━━ Data section
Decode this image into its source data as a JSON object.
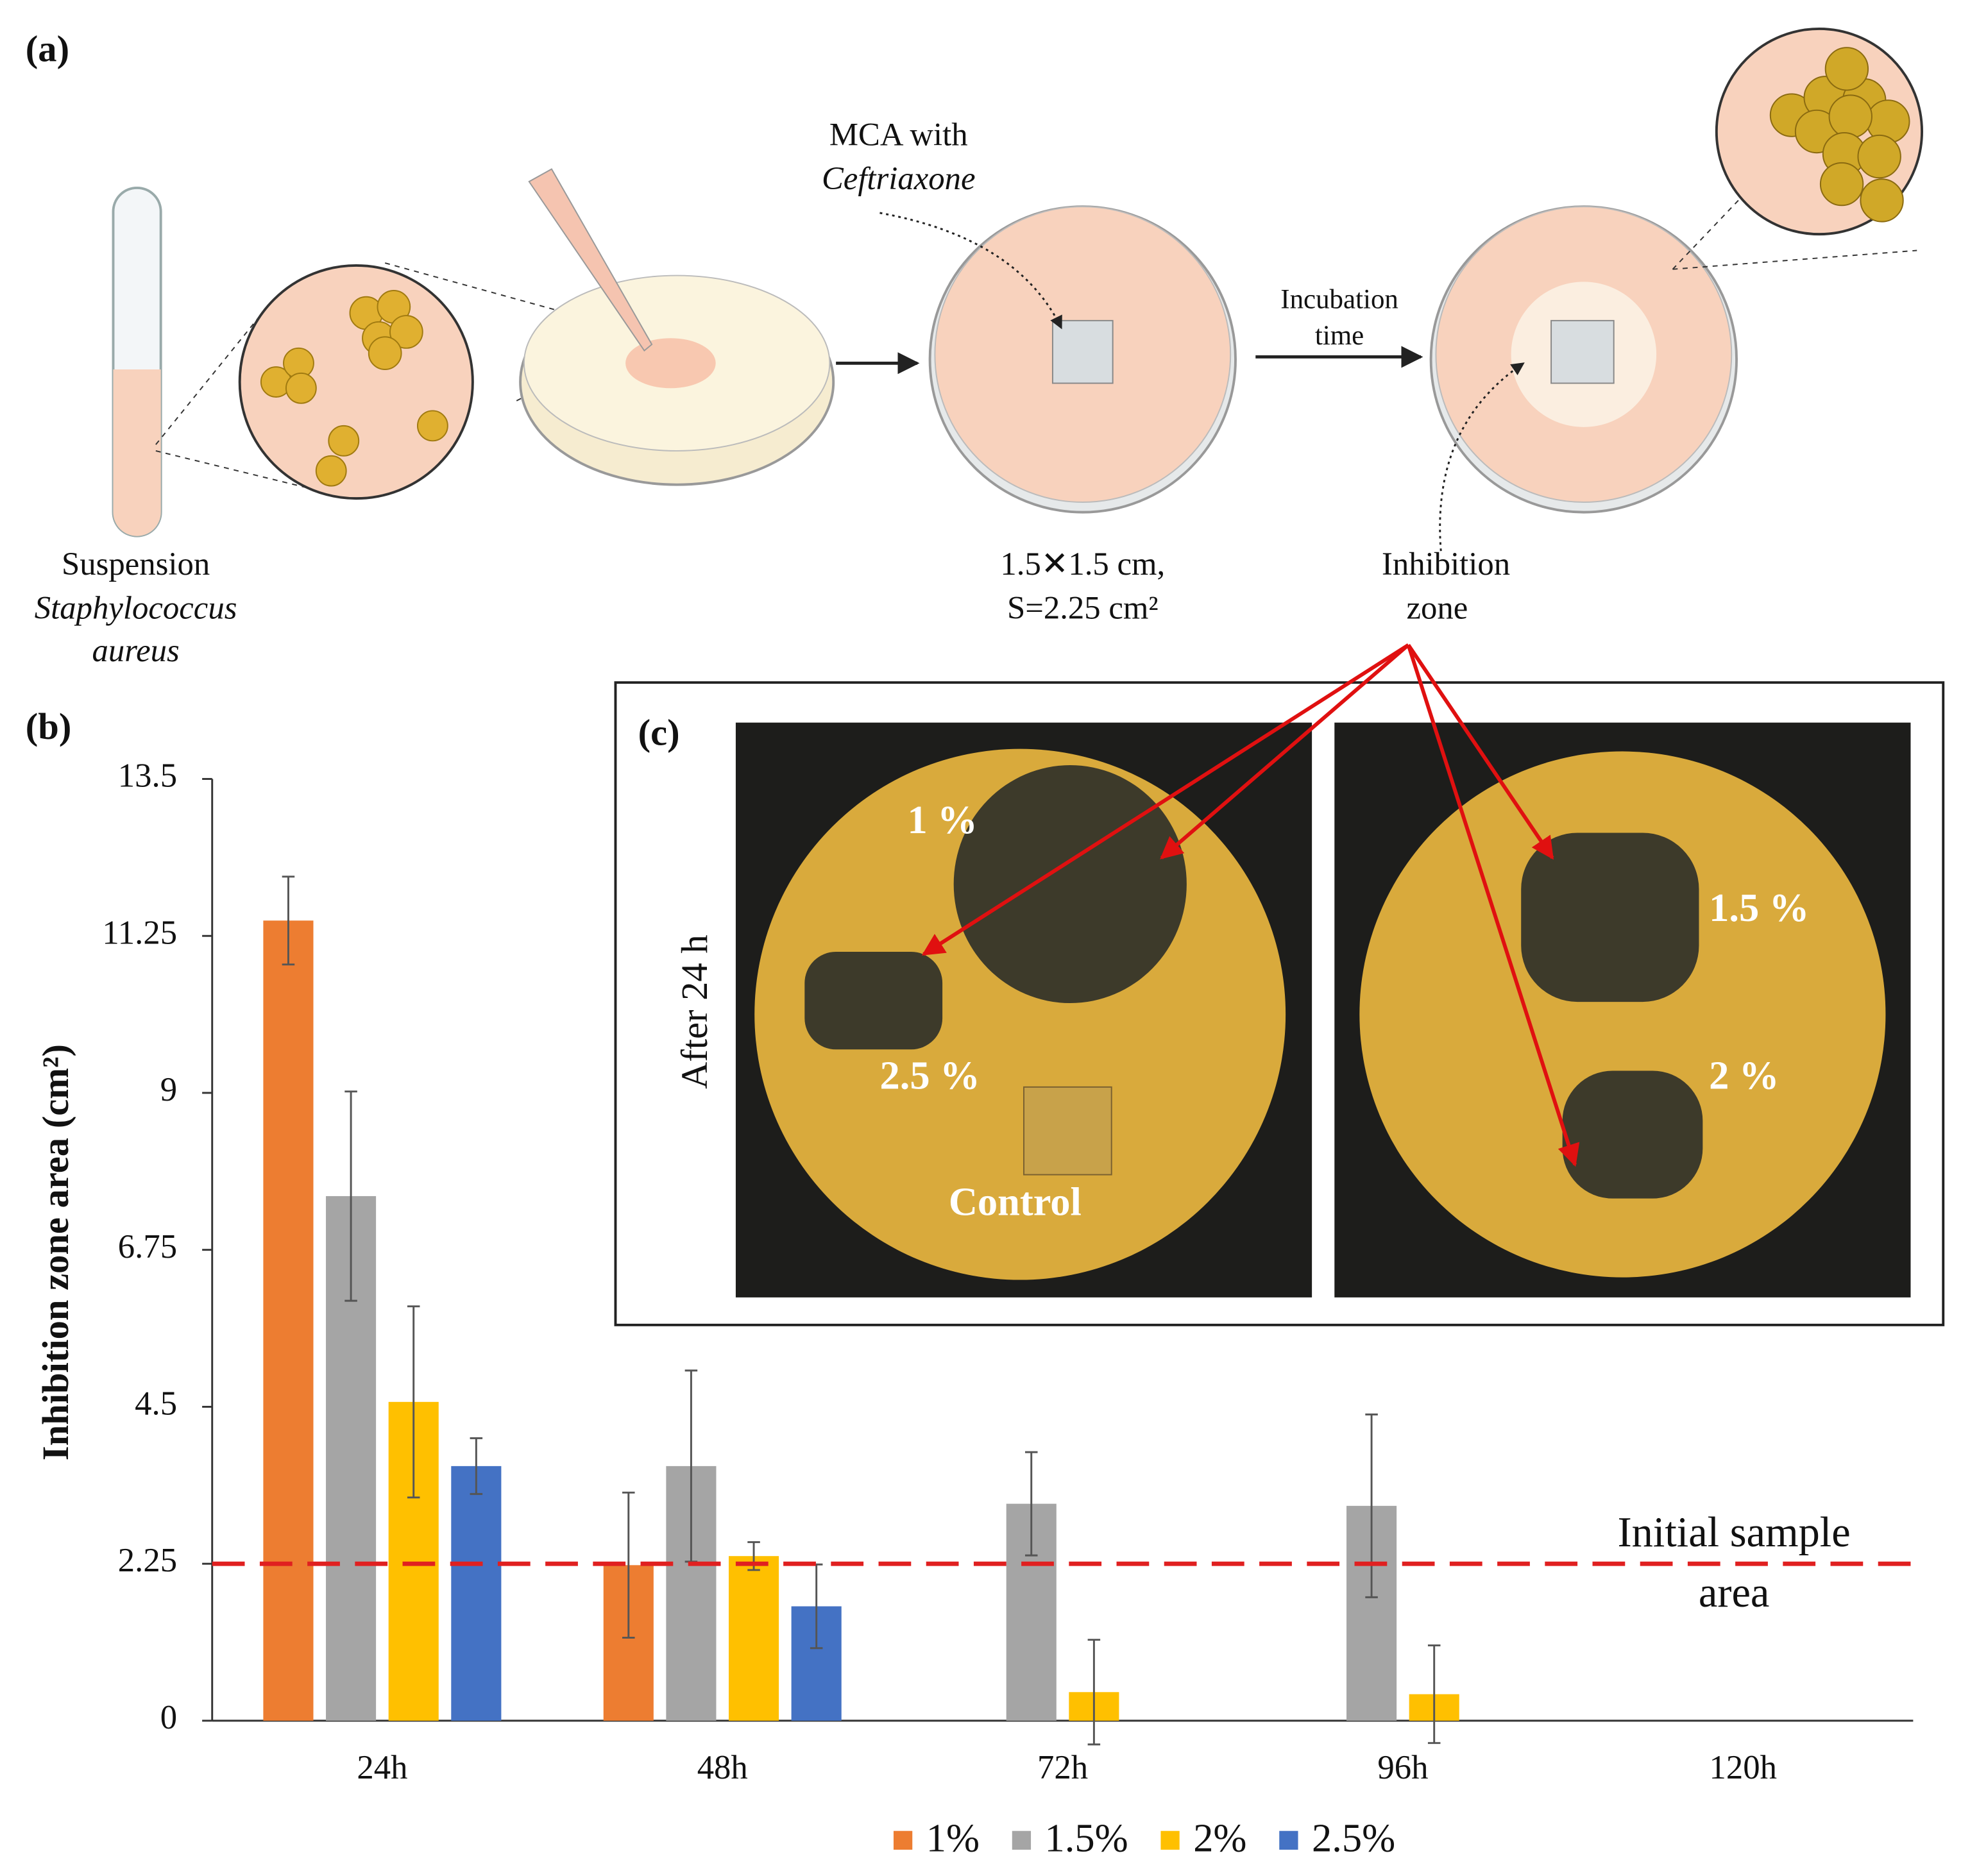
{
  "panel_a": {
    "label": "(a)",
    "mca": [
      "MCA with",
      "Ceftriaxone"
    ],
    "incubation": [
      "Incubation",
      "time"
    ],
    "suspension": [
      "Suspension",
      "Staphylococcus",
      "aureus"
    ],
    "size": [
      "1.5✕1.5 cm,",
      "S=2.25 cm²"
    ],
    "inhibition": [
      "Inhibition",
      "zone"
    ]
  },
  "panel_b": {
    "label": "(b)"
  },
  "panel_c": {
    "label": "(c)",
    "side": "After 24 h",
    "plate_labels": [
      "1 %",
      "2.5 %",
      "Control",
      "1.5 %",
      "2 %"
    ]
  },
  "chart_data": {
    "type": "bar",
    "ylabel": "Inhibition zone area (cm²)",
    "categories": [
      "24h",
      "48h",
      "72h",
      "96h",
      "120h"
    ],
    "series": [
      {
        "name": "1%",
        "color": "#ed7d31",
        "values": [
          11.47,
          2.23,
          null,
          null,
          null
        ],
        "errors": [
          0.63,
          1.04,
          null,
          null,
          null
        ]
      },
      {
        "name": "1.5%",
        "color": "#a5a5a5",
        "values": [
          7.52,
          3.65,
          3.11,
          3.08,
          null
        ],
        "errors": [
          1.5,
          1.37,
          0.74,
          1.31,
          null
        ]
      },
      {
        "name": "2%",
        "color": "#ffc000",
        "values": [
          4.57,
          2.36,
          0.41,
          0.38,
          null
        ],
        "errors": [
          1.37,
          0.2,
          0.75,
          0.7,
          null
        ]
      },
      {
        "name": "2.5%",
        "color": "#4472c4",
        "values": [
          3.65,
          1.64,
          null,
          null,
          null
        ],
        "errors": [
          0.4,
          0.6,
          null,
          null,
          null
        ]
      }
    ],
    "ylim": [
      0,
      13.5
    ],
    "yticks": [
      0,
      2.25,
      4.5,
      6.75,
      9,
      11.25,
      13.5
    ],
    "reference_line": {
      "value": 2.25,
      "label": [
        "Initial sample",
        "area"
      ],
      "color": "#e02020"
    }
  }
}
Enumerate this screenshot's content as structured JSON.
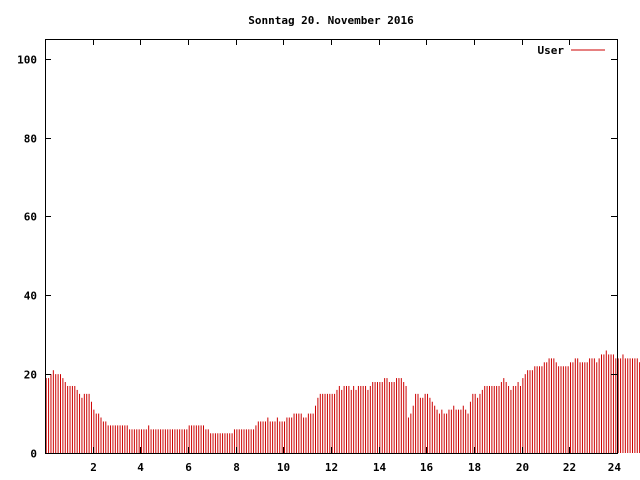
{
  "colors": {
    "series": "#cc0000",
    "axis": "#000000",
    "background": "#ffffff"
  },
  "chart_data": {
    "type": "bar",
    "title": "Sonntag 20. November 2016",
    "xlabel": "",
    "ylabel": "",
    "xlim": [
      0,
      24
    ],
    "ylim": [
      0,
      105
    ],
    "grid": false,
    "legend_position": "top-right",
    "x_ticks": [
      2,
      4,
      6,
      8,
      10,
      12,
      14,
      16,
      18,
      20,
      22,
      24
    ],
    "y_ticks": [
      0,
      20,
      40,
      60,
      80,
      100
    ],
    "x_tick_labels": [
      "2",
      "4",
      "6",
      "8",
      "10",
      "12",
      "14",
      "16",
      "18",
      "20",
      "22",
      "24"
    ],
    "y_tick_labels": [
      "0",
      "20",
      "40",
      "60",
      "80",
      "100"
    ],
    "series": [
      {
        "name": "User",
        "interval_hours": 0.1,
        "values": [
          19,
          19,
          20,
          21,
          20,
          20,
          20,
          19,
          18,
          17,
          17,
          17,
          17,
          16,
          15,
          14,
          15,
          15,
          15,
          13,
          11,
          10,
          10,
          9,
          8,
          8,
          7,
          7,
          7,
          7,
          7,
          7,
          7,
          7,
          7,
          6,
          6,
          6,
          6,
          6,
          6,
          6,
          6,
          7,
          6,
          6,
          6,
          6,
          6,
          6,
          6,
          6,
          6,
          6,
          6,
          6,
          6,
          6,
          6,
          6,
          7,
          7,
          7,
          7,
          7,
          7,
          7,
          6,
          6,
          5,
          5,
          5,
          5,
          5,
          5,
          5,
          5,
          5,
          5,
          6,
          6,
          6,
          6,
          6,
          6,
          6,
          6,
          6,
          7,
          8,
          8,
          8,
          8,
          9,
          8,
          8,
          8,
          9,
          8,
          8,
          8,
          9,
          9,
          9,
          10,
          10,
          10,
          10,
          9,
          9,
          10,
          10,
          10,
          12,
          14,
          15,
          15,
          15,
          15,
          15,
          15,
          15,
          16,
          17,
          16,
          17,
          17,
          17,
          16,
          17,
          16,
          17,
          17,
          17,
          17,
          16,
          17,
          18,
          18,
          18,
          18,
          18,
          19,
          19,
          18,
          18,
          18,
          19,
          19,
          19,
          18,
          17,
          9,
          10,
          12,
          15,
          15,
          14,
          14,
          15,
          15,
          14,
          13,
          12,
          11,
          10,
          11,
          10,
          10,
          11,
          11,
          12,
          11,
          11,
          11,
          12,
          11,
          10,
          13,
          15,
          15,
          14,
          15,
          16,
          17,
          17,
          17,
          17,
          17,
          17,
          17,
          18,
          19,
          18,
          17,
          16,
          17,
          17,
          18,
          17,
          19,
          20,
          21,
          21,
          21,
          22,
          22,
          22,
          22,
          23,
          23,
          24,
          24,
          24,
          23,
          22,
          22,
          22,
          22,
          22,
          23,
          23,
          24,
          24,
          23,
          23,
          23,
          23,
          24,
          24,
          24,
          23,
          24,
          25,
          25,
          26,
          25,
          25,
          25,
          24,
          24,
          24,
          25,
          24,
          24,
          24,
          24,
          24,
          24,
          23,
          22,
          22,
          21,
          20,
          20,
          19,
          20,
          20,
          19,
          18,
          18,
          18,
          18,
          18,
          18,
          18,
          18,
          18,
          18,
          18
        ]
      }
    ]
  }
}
━━━━
Task directions: The records above must be transcribed exactly. Pictures are left out of the copy.

Solution to the exercise:
Decode this image into its source data as a JSON object.
{
  "panel_a": {
    "label": "(a)",
    "mca": [
      "MCA with",
      "Ceftriaxone"
    ],
    "incubation": [
      "Incubation",
      "time"
    ],
    "suspension": [
      "Suspension",
      "Staphylococcus",
      "aureus"
    ],
    "size": [
      "1.5✕1.5 cm,",
      "S=2.25 cm²"
    ],
    "inhibition": [
      "Inhibition",
      "zone"
    ]
  },
  "panel_b": {
    "label": "(b)"
  },
  "panel_c": {
    "label": "(c)",
    "side": "After 24 h",
    "plate_labels": [
      "1 %",
      "2.5 %",
      "Control",
      "1.5 %",
      "2 %"
    ]
  },
  "chart_data": {
    "type": "bar",
    "ylabel": "Inhibition zone area (cm²)",
    "categories": [
      "24h",
      "48h",
      "72h",
      "96h",
      "120h"
    ],
    "series": [
      {
        "name": "1%",
        "color": "#ed7d31",
        "values": [
          11.47,
          2.23,
          null,
          null,
          null
        ],
        "errors": [
          0.63,
          1.04,
          null,
          null,
          null
        ]
      },
      {
        "name": "1.5%",
        "color": "#a5a5a5",
        "values": [
          7.52,
          3.65,
          3.11,
          3.08,
          null
        ],
        "errors": [
          1.5,
          1.37,
          0.74,
          1.31,
          null
        ]
      },
      {
        "name": "2%",
        "color": "#ffc000",
        "values": [
          4.57,
          2.36,
          0.41,
          0.38,
          null
        ],
        "errors": [
          1.37,
          0.2,
          0.75,
          0.7,
          null
        ]
      },
      {
        "name": "2.5%",
        "color": "#4472c4",
        "values": [
          3.65,
          1.64,
          null,
          null,
          null
        ],
        "errors": [
          0.4,
          0.6,
          null,
          null,
          null
        ]
      }
    ],
    "ylim": [
      0,
      13.5
    ],
    "yticks": [
      0,
      2.25,
      4.5,
      6.75,
      9,
      11.25,
      13.5
    ],
    "reference_line": {
      "value": 2.25,
      "label": [
        "Initial sample",
        "area"
      ],
      "color": "#e02020"
    }
  }
}
Enumerate this screenshot's content as structured JSON.
{
  "colors": {
    "series": "#cc0000",
    "axis": "#000000",
    "background": "#ffffff"
  },
  "chart_data": {
    "type": "bar",
    "title": "Sonntag 20. November 2016",
    "xlabel": "",
    "ylabel": "",
    "xlim": [
      0,
      24
    ],
    "ylim": [
      0,
      105
    ],
    "grid": false,
    "legend_position": "top-right",
    "x_ticks": [
      2,
      4,
      6,
      8,
      10,
      12,
      14,
      16,
      18,
      20,
      22,
      24
    ],
    "y_ticks": [
      0,
      20,
      40,
      60,
      80,
      100
    ],
    "x_tick_labels": [
      "2",
      "4",
      "6",
      "8",
      "10",
      "12",
      "14",
      "16",
      "18",
      "20",
      "22",
      "24"
    ],
    "y_tick_labels": [
      "0",
      "20",
      "40",
      "60",
      "80",
      "100"
    ],
    "series": [
      {
        "name": "User",
        "interval_hours": 0.1,
        "values": [
          19,
          19,
          20,
          21,
          20,
          20,
          20,
          19,
          18,
          17,
          17,
          17,
          17,
          16,
          15,
          14,
          15,
          15,
          15,
          13,
          11,
          10,
          10,
          9,
          8,
          8,
          7,
          7,
          7,
          7,
          7,
          7,
          7,
          7,
          7,
          6,
          6,
          6,
          6,
          6,
          6,
          6,
          6,
          7,
          6,
          6,
          6,
          6,
          6,
          6,
          6,
          6,
          6,
          6,
          6,
          6,
          6,
          6,
          6,
          6,
          7,
          7,
          7,
          7,
          7,
          7,
          7,
          6,
          6,
          5,
          5,
          5,
          5,
          5,
          5,
          5,
          5,
          5,
          5,
          6,
          6,
          6,
          6,
          6,
          6,
          6,
          6,
          6,
          7,
          8,
          8,
          8,
          8,
          9,
          8,
          8,
          8,
          9,
          8,
          8,
          8,
          9,
          9,
          9,
          10,
          10,
          10,
          10,
          9,
          9,
          10,
          10,
          10,
          12,
          14,
          15,
          15,
          15,
          15,
          15,
          15,
          15,
          16,
          17,
          16,
          17,
          17,
          17,
          16,
          17,
          16,
          17,
          17,
          17,
          17,
          16,
          17,
          18,
          18,
          18,
          18,
          18,
          19,
          19,
          18,
          18,
          18,
          19,
          19,
          19,
          18,
          17,
          9,
          10,
          12,
          15,
          15,
          14,
          14,
          15,
          15,
          14,
          13,
          12,
          11,
          10,
          11,
          10,
          10,
          11,
          11,
          12,
          11,
          11,
          11,
          12,
          11,
          10,
          13,
          15,
          15,
          14,
          15,
          16,
          17,
          17,
          17,
          17,
          17,
          17,
          17,
          18,
          19,
          18,
          17,
          16,
          17,
          17,
          18,
          17,
          19,
          20,
          21,
          21,
          21,
          22,
          22,
          22,
          22,
          23,
          23,
          24,
          24,
          24,
          23,
          22,
          22,
          22,
          22,
          22,
          23,
          23,
          24,
          24,
          23,
          23,
          23,
          23,
          24,
          24,
          24,
          23,
          24,
          25,
          25,
          26,
          25,
          25,
          25,
          24,
          24,
          24,
          25,
          24,
          24,
          24,
          24,
          24,
          24,
          23,
          22,
          22,
          21,
          20,
          20,
          19,
          20,
          20,
          19,
          18,
          18,
          18,
          18,
          18,
          18,
          18,
          18,
          18,
          18,
          18
        ]
      }
    ]
  }
}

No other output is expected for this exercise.